─── PROVIDED INFORMATION ───
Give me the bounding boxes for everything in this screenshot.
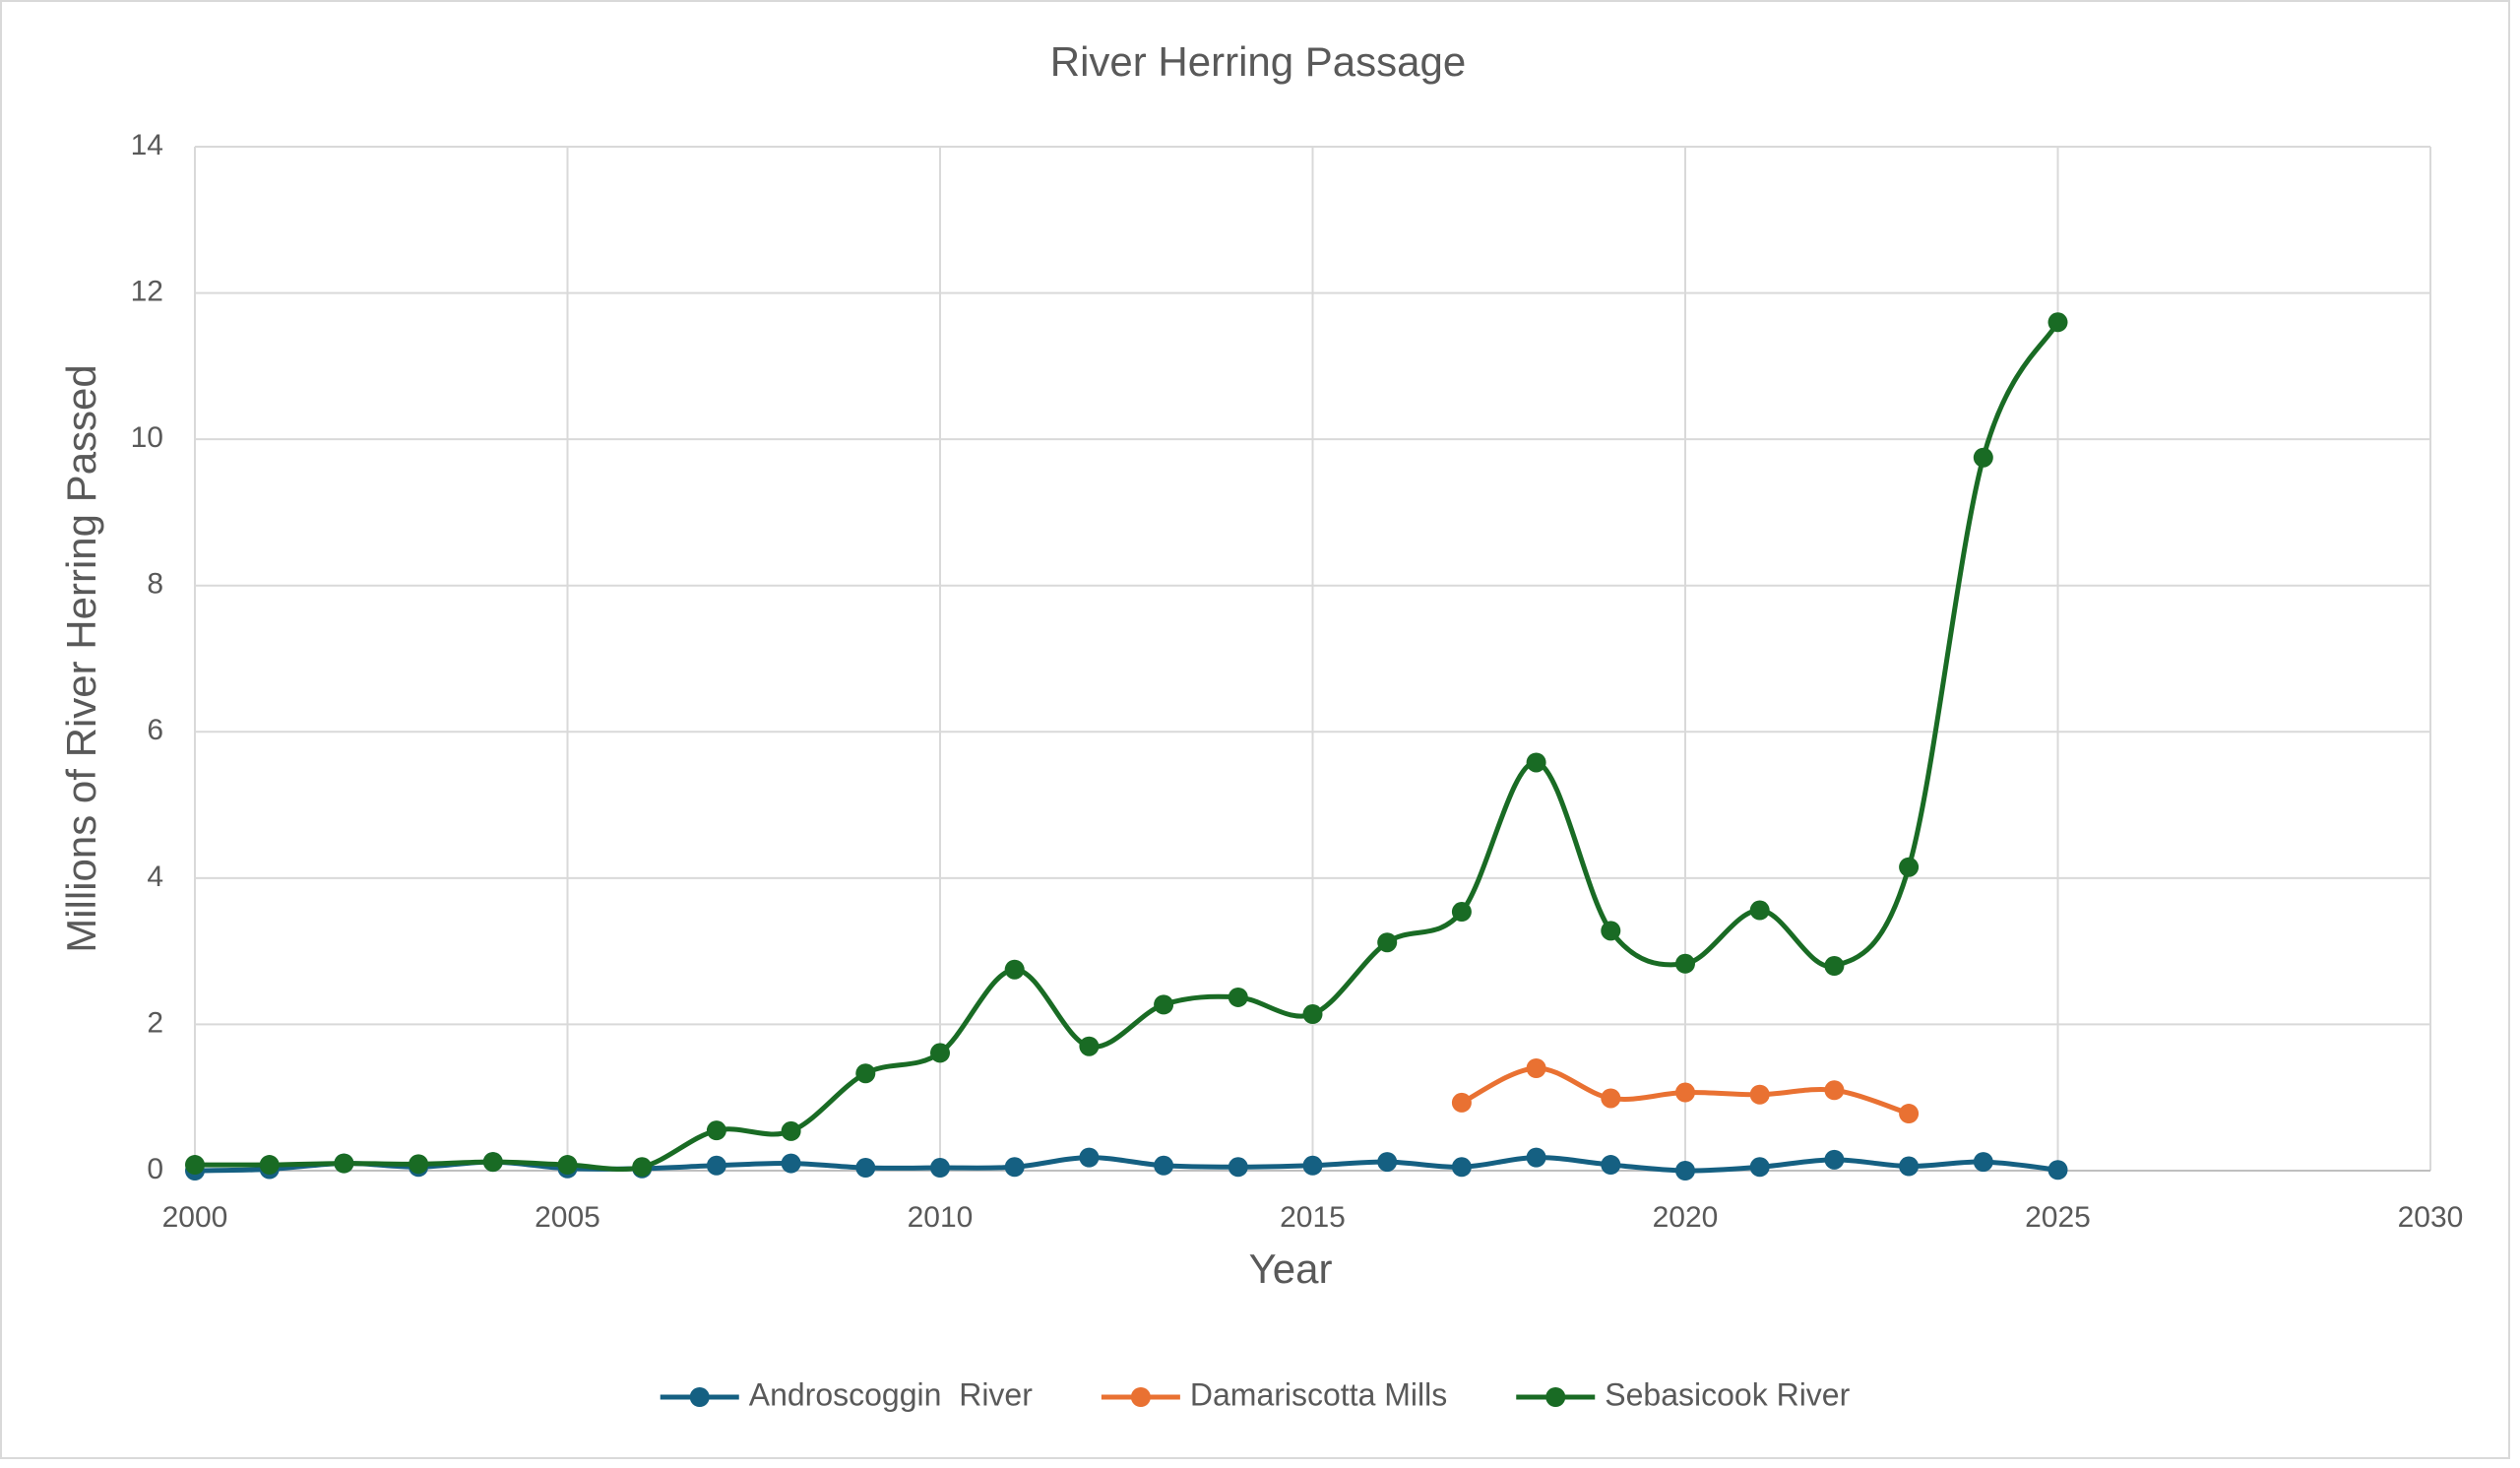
data-point <box>1601 921 1621 941</box>
data-point <box>781 1153 801 1174</box>
x-tick-label: 2030 <box>2398 1201 2464 1234</box>
data-point <box>1526 1147 1546 1168</box>
x-tick-label: 2020 <box>1653 1201 1719 1234</box>
legend-label: Sebasicook River <box>1605 1376 1850 1412</box>
data-point <box>1973 447 1993 468</box>
data-point <box>2048 312 2068 333</box>
legend-swatch-marker <box>1545 1387 1566 1407</box>
data-point <box>185 1155 205 1176</box>
data-point <box>1079 1147 1100 1168</box>
y-axis-title: Millions of River Herring Passed <box>58 364 104 953</box>
y-tick-label: 14 <box>131 129 163 161</box>
data-point <box>855 1063 876 1084</box>
legend-label: Androscoggin River <box>749 1376 1033 1412</box>
x-axis-title: Year <box>1249 1245 1333 1292</box>
legend-swatch-marker <box>689 1387 710 1407</box>
data-point <box>706 1120 726 1141</box>
y-tick-label: 0 <box>147 1153 163 1185</box>
data-point <box>1302 1004 1323 1025</box>
data-point <box>1749 1084 1770 1105</box>
data-point <box>1451 1092 1472 1113</box>
y-tick-label: 10 <box>131 421 163 454</box>
data-point <box>1973 1152 1993 1173</box>
y-tick-label: 8 <box>147 568 163 601</box>
y-tick-label: 4 <box>147 861 163 893</box>
x-tick-label: 2010 <box>908 1201 974 1234</box>
data-point <box>781 1120 801 1141</box>
x-tick-label: 2000 <box>162 1201 228 1234</box>
chart-title: River Herring Passage <box>1050 38 1467 85</box>
data-point <box>1302 1155 1323 1176</box>
data-point <box>1526 752 1546 773</box>
data-point <box>706 1155 726 1176</box>
data-point <box>930 1043 950 1063</box>
data-point <box>1675 1082 1695 1103</box>
legend-swatch-marker <box>1130 1387 1151 1407</box>
data-point <box>1824 1149 1845 1170</box>
data-point <box>259 1155 280 1176</box>
y-tick-label: 6 <box>147 714 163 746</box>
x-tick-label: 2005 <box>535 1201 600 1234</box>
data-point <box>1749 900 1770 921</box>
x-tick-label: 2015 <box>1280 1201 1346 1234</box>
legend-label: Damariscotta Mills <box>1190 1376 1447 1412</box>
data-point <box>930 1158 950 1179</box>
data-point <box>632 1157 653 1178</box>
data-point <box>409 1154 429 1175</box>
data-point <box>855 1158 876 1179</box>
data-point <box>1451 902 1472 923</box>
data-point <box>1377 1152 1398 1173</box>
data-point <box>1899 1156 1920 1177</box>
data-point <box>1377 932 1398 953</box>
y-tick-label: 12 <box>131 275 163 307</box>
data-point <box>1675 1161 1695 1181</box>
data-point <box>1601 1088 1621 1109</box>
data-point <box>1824 1080 1845 1101</box>
y-tick-label: 2 <box>147 1006 163 1039</box>
data-point <box>482 1152 503 1173</box>
data-point <box>1228 987 1248 1007</box>
data-point <box>1451 1157 1472 1178</box>
data-point <box>1154 1155 1174 1176</box>
data-point <box>1526 1058 1546 1078</box>
data-point <box>1601 1155 1621 1176</box>
data-point <box>1675 953 1695 974</box>
data-point <box>1899 1104 1920 1124</box>
data-point <box>1154 994 1174 1015</box>
data-point <box>1079 1036 1100 1056</box>
x-tick-label: 2025 <box>2025 1201 2091 1234</box>
data-point <box>1824 956 1845 976</box>
data-point <box>1749 1157 1770 1178</box>
data-point <box>1899 857 1920 877</box>
data-point <box>2048 1160 2068 1181</box>
data-point <box>1228 1157 1248 1178</box>
data-point <box>1004 1157 1025 1178</box>
data-point <box>334 1153 354 1174</box>
data-point <box>1004 959 1025 980</box>
data-point <box>557 1155 578 1176</box>
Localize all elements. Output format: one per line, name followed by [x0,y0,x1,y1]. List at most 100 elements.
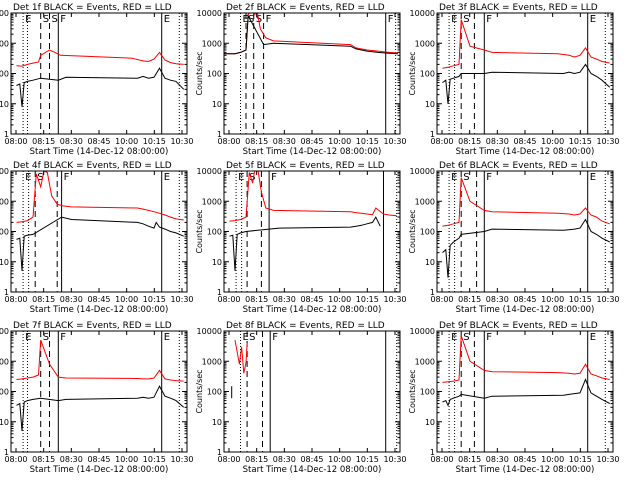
───
• WRITTEN PROBLEM: Turn the stretch of the records from the line containing "data-point <box>1601 921 1621 941</box>" through the line containing "data-point <box>2048 312 2068 333</box>" into a numbered list, leaving out any blank lines.

• ANSWER FOR THIS EXERCISE:
1. data-point <box>1601 921 1621 941</box>
2. data-point <box>781 1153 801 1174</box>
3. x-tick-label: 2030 <box>2398 1201 2464 1234</box>
4. data-point <box>1526 1147 1546 1168</box>
5. x-tick-label: 2020 <box>1653 1201 1719 1234</box>
6. legend-label: Sebasicook River <box>1605 1376 1850 1412</box>
7. data-point <box>1973 447 1993 468</box>
8. data-point <box>2048 312 2068 333</box>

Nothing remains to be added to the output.